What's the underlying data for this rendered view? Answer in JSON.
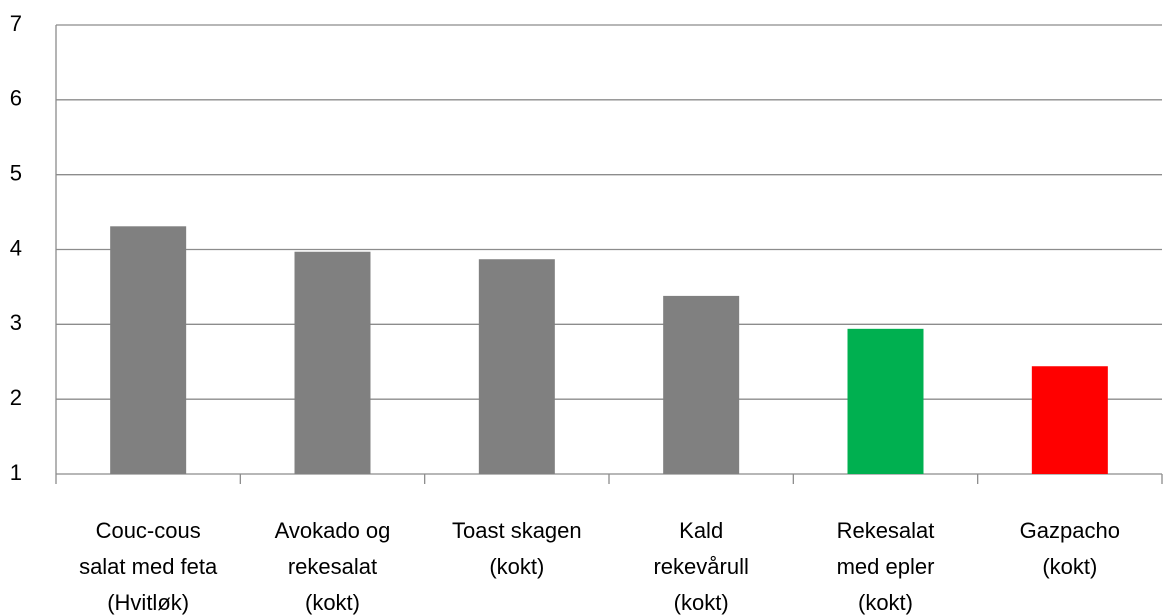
{
  "chart_data": {
    "type": "bar",
    "categories": [
      [
        "Couc-cous",
        "salat med feta",
        "(Hvitløk)"
      ],
      [
        "Avokado og",
        "rekesalat",
        "(kokt)"
      ],
      [
        "Toast skagen",
        "(kokt)"
      ],
      [
        "Kald",
        "rekevårull",
        "(kokt)"
      ],
      [
        "Rekesalat",
        "med epler",
        "(kokt)"
      ],
      [
        "Gazpacho",
        "(kokt)"
      ]
    ],
    "values": [
      4.31,
      3.97,
      3.87,
      3.38,
      2.94,
      2.44
    ],
    "colors": [
      "#808080",
      "#808080",
      "#808080",
      "#808080",
      "#00b050",
      "#ff0000"
    ],
    "ylim": [
      1,
      7
    ],
    "yticks": [
      1,
      2,
      3,
      4,
      5,
      6,
      7
    ],
    "grid": true
  }
}
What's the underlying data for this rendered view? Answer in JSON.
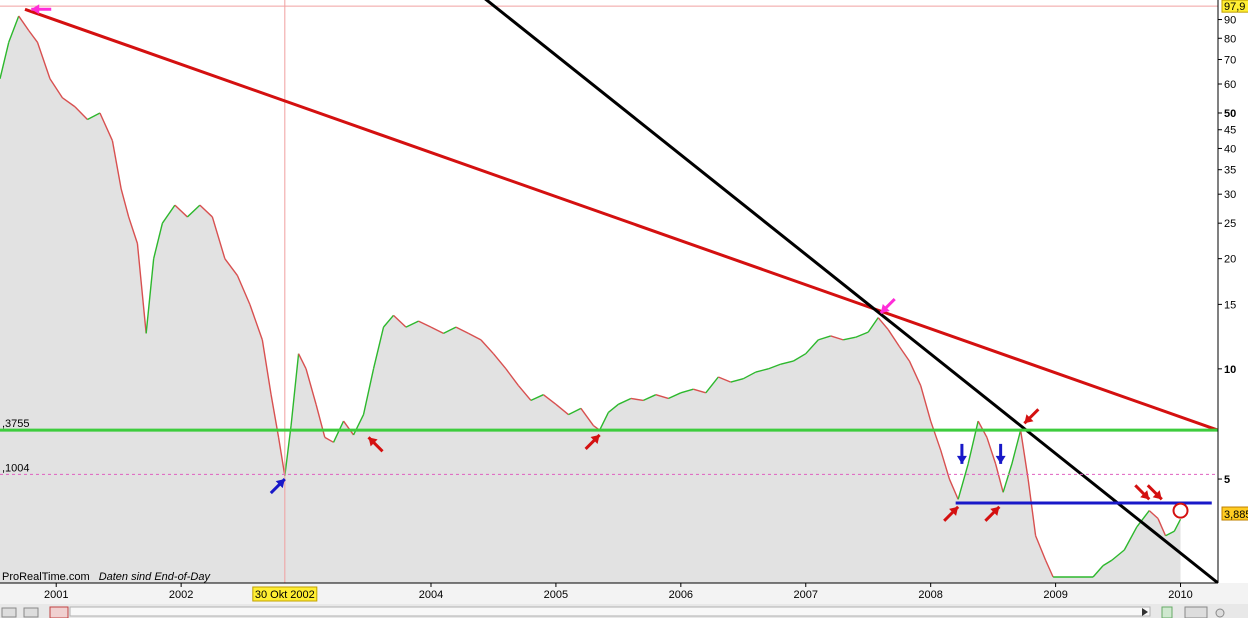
{
  "chart_data": {
    "type": "line",
    "title": "",
    "scale": "log",
    "grid": false,
    "x_range": [
      2000.55,
      2010.3
    ],
    "ylim": [
      2.6,
      98
    ],
    "x_tick_labels": [
      "2001",
      "2002",
      "2004",
      "2005",
      "2006",
      "2007",
      "2008",
      "2009",
      "2010"
    ],
    "x_ticks": [
      2001,
      2002,
      2004,
      2005,
      2006,
      2007,
      2008,
      2009,
      2010
    ],
    "y_tick_labels": [
      "90",
      "80",
      "70",
      "60",
      "50",
      "45",
      "40",
      "35",
      "30",
      "25",
      "20",
      "15",
      "10",
      "5"
    ],
    "y_ticks": [
      90,
      80,
      70,
      60,
      50,
      45,
      40,
      35,
      30,
      25,
      20,
      15,
      10,
      5
    ],
    "y_bold_ticks": [
      50,
      10,
      5
    ],
    "max_label": "97,9",
    "max_value": 97.9,
    "last_label": "3,885",
    "last_value": 3.885,
    "crosshair_label": "30 Okt 2002",
    "crosshair_x": 2002.83,
    "series": [
      {
        "color": "#2db82d",
        "points": [
          [
            2000.55,
            62
          ],
          [
            2000.62,
            78
          ],
          [
            2000.7,
            92
          ],
          [
            2000.78,
            84
          ],
          [
            2000.85,
            78
          ],
          [
            2000.95,
            62
          ],
          [
            2001.05,
            55
          ],
          [
            2001.15,
            52
          ],
          [
            2001.25,
            48
          ],
          [
            2001.35,
            50
          ],
          [
            2001.45,
            42
          ],
          [
            2001.52,
            31
          ],
          [
            2001.58,
            26
          ],
          [
            2001.65,
            22
          ],
          [
            2001.72,
            12.5
          ],
          [
            2001.78,
            20
          ],
          [
            2001.85,
            25
          ],
          [
            2001.95,
            28
          ],
          [
            2002.05,
            26
          ],
          [
            2002.15,
            28
          ],
          [
            2002.25,
            26
          ],
          [
            2002.35,
            20
          ],
          [
            2002.45,
            18
          ],
          [
            2002.55,
            15
          ],
          [
            2002.65,
            12
          ],
          [
            2002.72,
            8.5
          ],
          [
            2002.78,
            6.5
          ],
          [
            2002.83,
            5.1
          ],
          [
            2002.88,
            7
          ],
          [
            2002.94,
            11
          ],
          [
            2003.0,
            10
          ],
          [
            2003.08,
            8
          ],
          [
            2003.15,
            6.5
          ],
          [
            2003.22,
            6.3
          ],
          [
            2003.3,
            7.2
          ],
          [
            2003.38,
            6.6
          ],
          [
            2003.46,
            7.5
          ],
          [
            2003.54,
            10
          ],
          [
            2003.62,
            13
          ],
          [
            2003.7,
            14
          ],
          [
            2003.8,
            13
          ],
          [
            2003.9,
            13.5
          ],
          [
            2004.0,
            13
          ],
          [
            2004.1,
            12.5
          ],
          [
            2004.2,
            13
          ],
          [
            2004.3,
            12.5
          ],
          [
            2004.4,
            12
          ],
          [
            2004.5,
            11
          ],
          [
            2004.6,
            10
          ],
          [
            2004.7,
            9
          ],
          [
            2004.8,
            8.2
          ],
          [
            2004.9,
            8.5
          ],
          [
            2005.0,
            8
          ],
          [
            2005.1,
            7.5
          ],
          [
            2005.2,
            7.8
          ],
          [
            2005.3,
            7
          ],
          [
            2005.35,
            6.8
          ],
          [
            2005.42,
            7.6
          ],
          [
            2005.5,
            8
          ],
          [
            2005.6,
            8.3
          ],
          [
            2005.7,
            8.2
          ],
          [
            2005.8,
            8.5
          ],
          [
            2005.9,
            8.3
          ],
          [
            2006.0,
            8.6
          ],
          [
            2006.1,
            8.8
          ],
          [
            2006.2,
            8.6
          ],
          [
            2006.3,
            9.5
          ],
          [
            2006.4,
            9.2
          ],
          [
            2006.5,
            9.4
          ],
          [
            2006.6,
            9.8
          ],
          [
            2006.7,
            10
          ],
          [
            2006.8,
            10.3
          ],
          [
            2006.9,
            10.5
          ],
          [
            2007.0,
            11
          ],
          [
            2007.1,
            12
          ],
          [
            2007.2,
            12.3
          ],
          [
            2007.3,
            12
          ],
          [
            2007.4,
            12.2
          ],
          [
            2007.5,
            12.6
          ],
          [
            2007.58,
            13.8
          ],
          [
            2007.66,
            12.8
          ],
          [
            2007.75,
            11.5
          ],
          [
            2007.83,
            10.5
          ],
          [
            2007.92,
            9
          ],
          [
            2008.0,
            7.2
          ],
          [
            2008.08,
            6
          ],
          [
            2008.15,
            5
          ],
          [
            2008.22,
            4.4
          ],
          [
            2008.3,
            5.5
          ],
          [
            2008.38,
            7.2
          ],
          [
            2008.45,
            6.5
          ],
          [
            2008.52,
            5.5
          ],
          [
            2008.58,
            4.6
          ],
          [
            2008.65,
            5.5
          ],
          [
            2008.72,
            6.8
          ],
          [
            2008.78,
            5
          ],
          [
            2008.84,
            3.5
          ],
          [
            2008.92,
            3.0
          ],
          [
            2008.98,
            2.7
          ],
          [
            2009.3,
            2.7
          ],
          [
            2009.38,
            2.9
          ],
          [
            2009.45,
            3.0
          ],
          [
            2009.55,
            3.2
          ],
          [
            2009.65,
            3.7
          ],
          [
            2009.75,
            4.1
          ],
          [
            2009.82,
            3.9
          ],
          [
            2009.88,
            3.5
          ],
          [
            2009.95,
            3.6
          ],
          [
            2010.0,
            3.885
          ]
        ]
      }
    ],
    "lines": [
      {
        "color": "#d41010",
        "from": [
          2000.75,
          96
        ],
        "to": [
          2010.3,
          6.8
        ]
      },
      {
        "color": "#000000",
        "from": [
          2004.25,
          115
        ],
        "to": [
          2010.3,
          2.6
        ]
      },
      {
        "color": "#3dcc3d",
        "from": [
          2000.55,
          6.8
        ],
        "to": [
          2010.3,
          6.8
        ]
      },
      {
        "color": "#1818c8",
        "from": [
          2008.2,
          4.3
        ],
        "to": [
          2010.25,
          4.3
        ]
      },
      {
        "color": "#e060c0",
        "dashed": true,
        "from": [
          2000.55,
          5.15
        ],
        "to": [
          2010.3,
          5.15
        ]
      }
    ],
    "left_labels": [
      {
        "text": ",3755",
        "y": 6.8
      },
      {
        "text": ",1004",
        "y": 5.15
      }
    ],
    "arrows": [
      {
        "color": "#ff2cd8",
        "at": [
          2000.8,
          96
        ],
        "dir": "left"
      },
      {
        "color": "#ff2cd8",
        "at": [
          2007.6,
          14.2
        ],
        "dir": "down-left"
      },
      {
        "color": "#1818c8",
        "at": [
          2002.83,
          5.0
        ],
        "dir": "up-right"
      },
      {
        "color": "#d41010",
        "at": [
          2003.5,
          6.5
        ],
        "dir": "up-left"
      },
      {
        "color": "#d41010",
        "at": [
          2005.35,
          6.6
        ],
        "dir": "up-right"
      },
      {
        "color": "#d41010",
        "at": [
          2008.22,
          4.2
        ],
        "dir": "up-right"
      },
      {
        "color": "#1818c8",
        "at": [
          2008.25,
          5.5
        ],
        "dir": "down"
      },
      {
        "color": "#d41010",
        "at": [
          2008.55,
          4.2
        ],
        "dir": "up-right"
      },
      {
        "color": "#1818c8",
        "at": [
          2008.56,
          5.5
        ],
        "dir": "down"
      },
      {
        "color": "#d41010",
        "at": [
          2008.75,
          7.1
        ],
        "dir": "down-left"
      },
      {
        "color": "#d41010",
        "at": [
          2009.75,
          4.4
        ],
        "dir": "down-right"
      },
      {
        "color": "#d41010",
        "at": [
          2009.85,
          4.4
        ],
        "dir": "down-right"
      }
    ],
    "circle": {
      "color": "#d41010",
      "at": [
        2010.0,
        4.1
      ]
    },
    "credit": "ProRealTime.com",
    "credit_note": "Daten sind End-of-Day"
  }
}
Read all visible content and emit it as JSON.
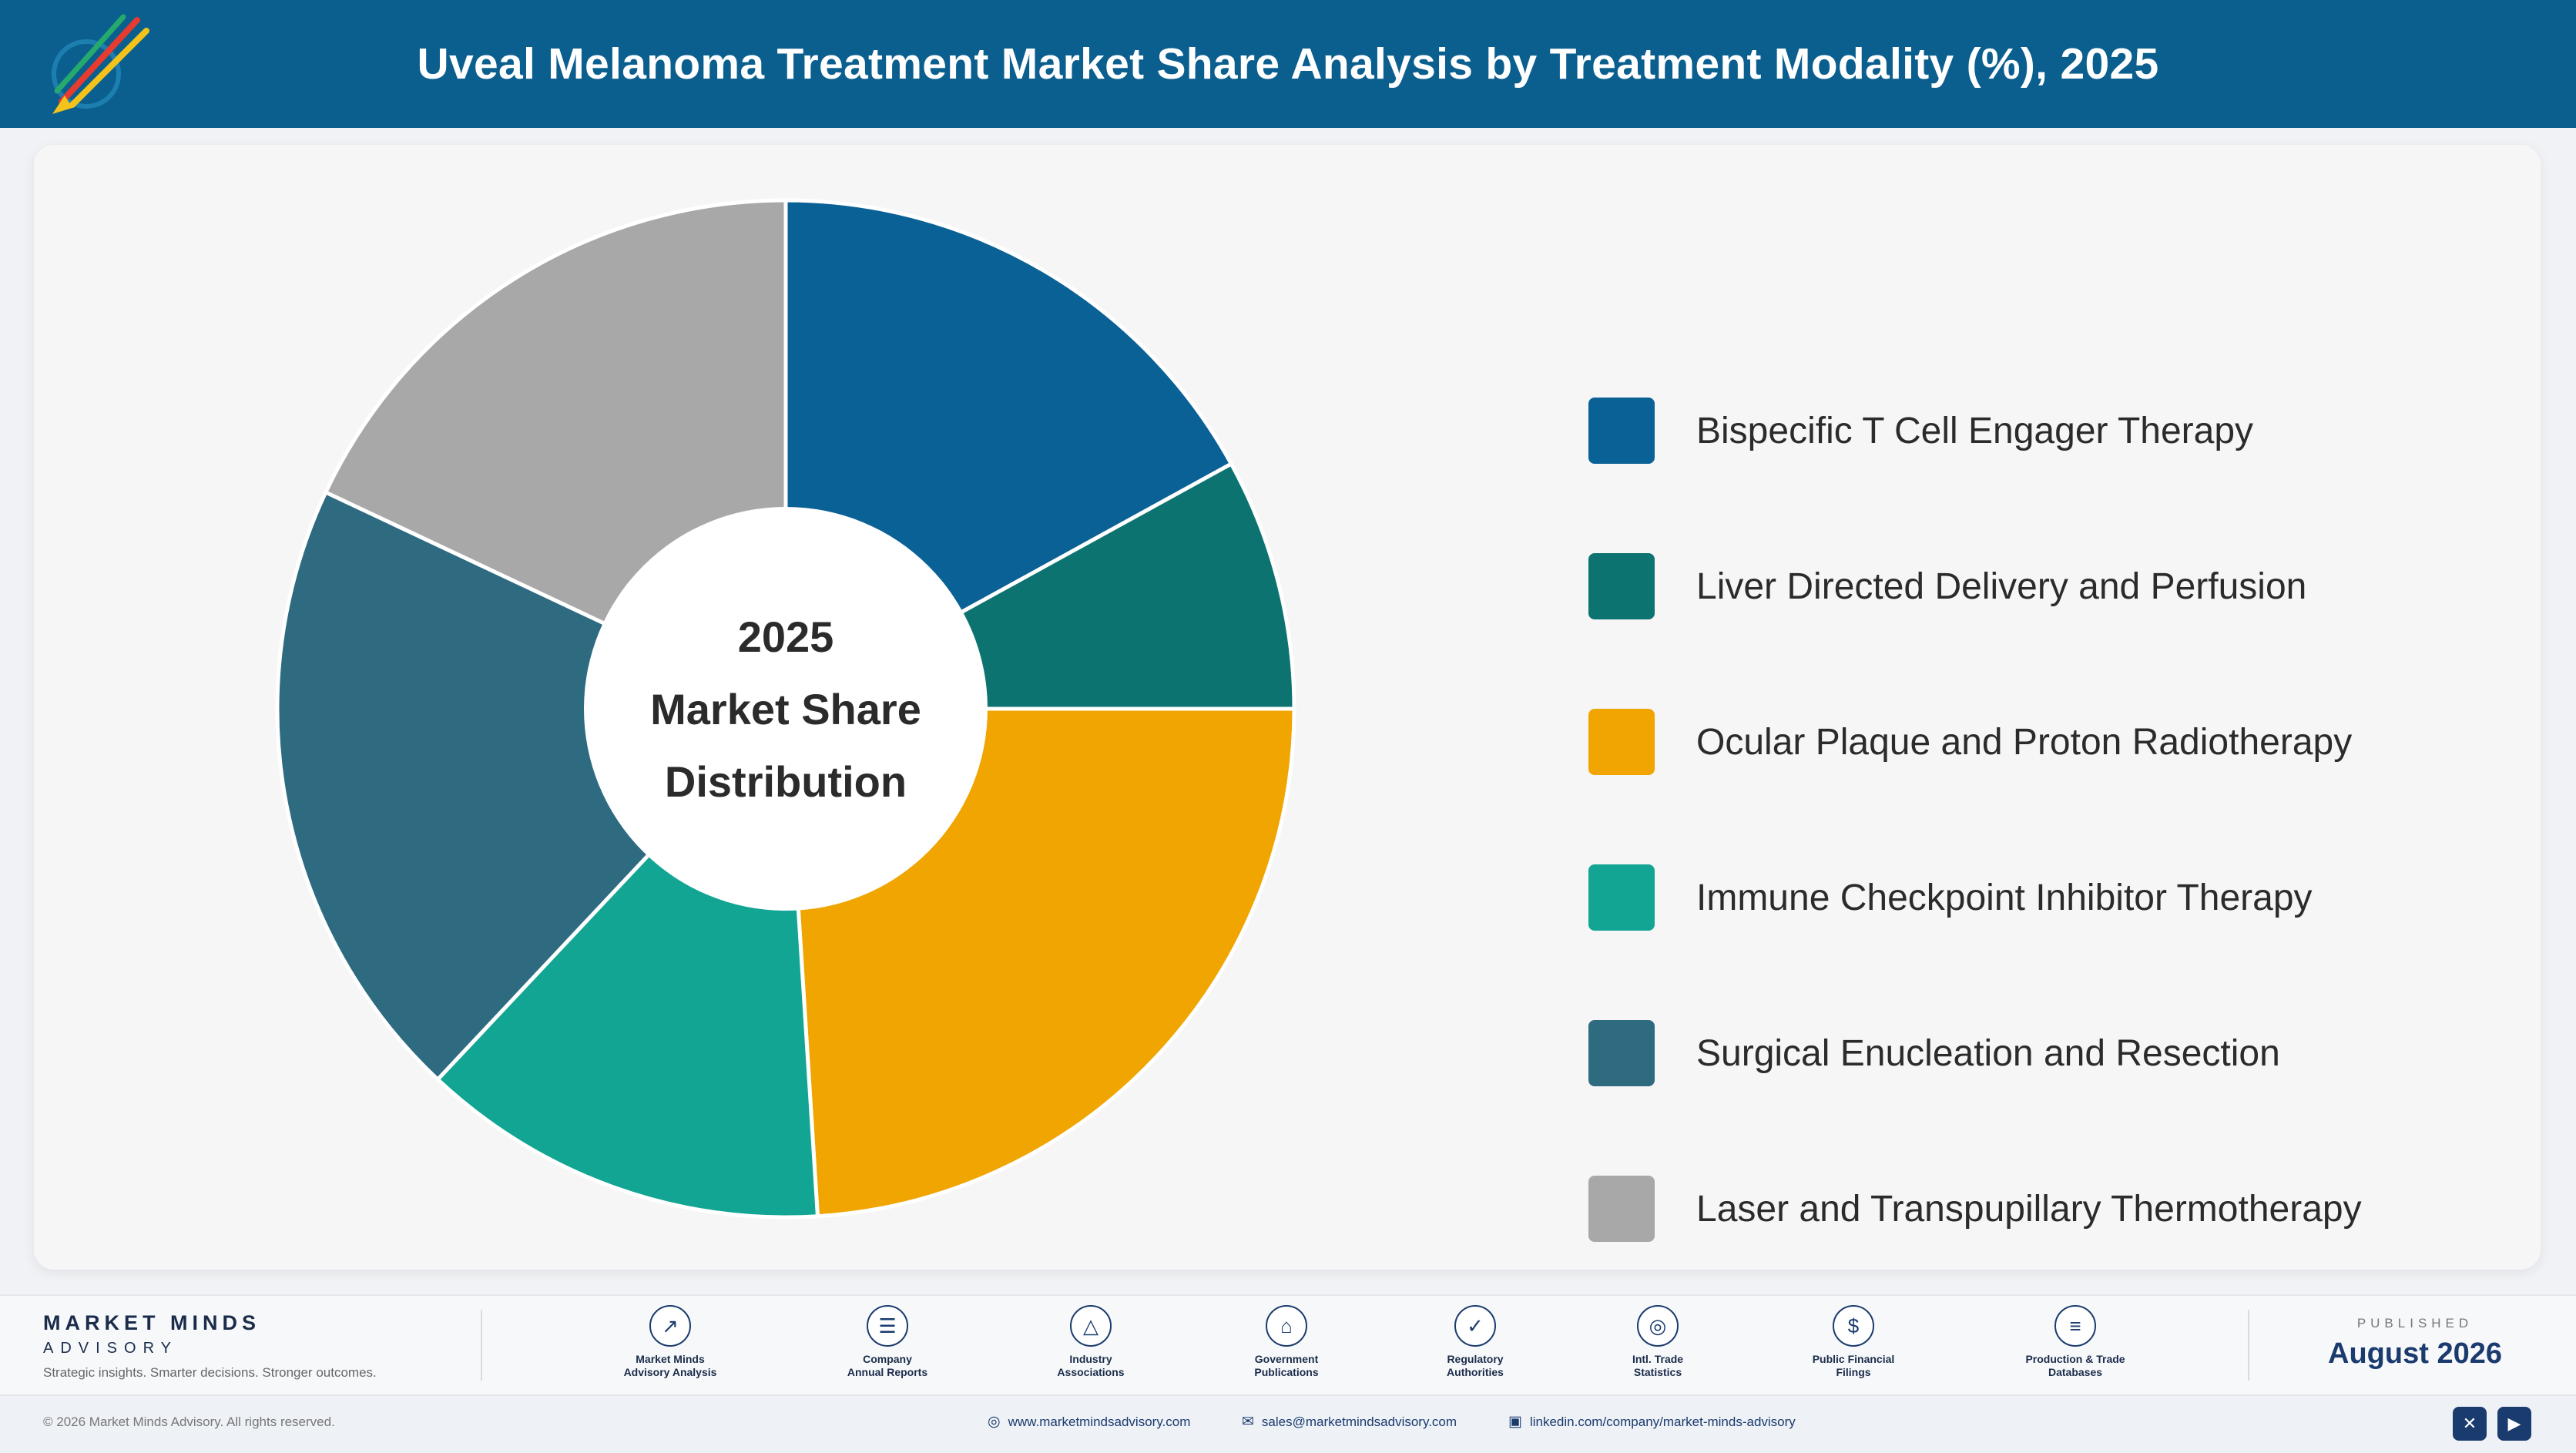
{
  "header": {
    "title": "Uveal Melanoma Treatment Market Share Analysis by Treatment Modality (%), 2025",
    "logo_icon": "rocket-logo-icon"
  },
  "chart_data": {
    "type": "pie",
    "donut": true,
    "center_label": [
      "2025",
      "Market Share",
      "Distribution"
    ],
    "legend_position": "right",
    "categories": [
      "Bispecific T Cell Engager Therapy",
      "Liver Directed Delivery and Perfusion",
      "Ocular Plaque and Proton Radiotherapy",
      "Immune Checkpoint Inhibitor Therapy",
      "Surgical Enucleation and Resection",
      "Laser and Transpupillary Thermotherapy"
    ],
    "values": [
      17,
      8,
      24,
      13,
      20,
      18
    ],
    "colors": [
      "#0a6196",
      "#0d7370",
      "#f0a500",
      "#12a594",
      "#2e6b80",
      "#a8a8a8"
    ]
  },
  "footer": {
    "brand_name": "MARKET MINDS",
    "brand_sub": "ADVISORY",
    "tagline": "Strategic insights. Smarter decisions. Stronger outcomes.",
    "sources": [
      {
        "label": "Market Minds\nAdvisory Analysis",
        "icon": "chart-line-icon",
        "glyph": "↗"
      },
      {
        "label": "Company\nAnnual Reports",
        "icon": "document-icon",
        "glyph": "☰"
      },
      {
        "label": "Industry\nAssociations",
        "icon": "network-icon",
        "glyph": "△"
      },
      {
        "label": "Government\nPublications",
        "icon": "government-building-icon",
        "glyph": "⌂"
      },
      {
        "label": "Regulatory\nAuthorities",
        "icon": "shield-check-icon",
        "glyph": "✓"
      },
      {
        "label": "Intl. Trade\nStatistics",
        "icon": "globe-icon",
        "glyph": "◎"
      },
      {
        "label": "Public Financial\nFilings",
        "icon": "dollar-coin-icon",
        "glyph": "$"
      },
      {
        "label": "Production & Trade\nDatabases",
        "icon": "database-icon",
        "glyph": "≡"
      }
    ],
    "published_label": "PUBLISHED",
    "published_date": "August 2026",
    "copyright": "© 2026 Market Minds Advisory. All rights reserved.",
    "website": "www.marketmindsadvisory.com",
    "email": "sales@marketmindsadvisory.com",
    "linkedin": "linkedin.com/company/market-minds-advisory",
    "social_icons": [
      "x-twitter-icon",
      "youtube-icon"
    ]
  }
}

··········

INSTRUCTIONS FOR THE TASK: Write down every line of the data above that includes the string "glyph".

EXPECTED ANSWER:
        "glyph": "↗"
        "glyph": "☰"
        "glyph": "△"
        "glyph": "⌂"
        "glyph": "✓"
        "glyph": "◎"
        "glyph": "$"
        "glyph": "≡"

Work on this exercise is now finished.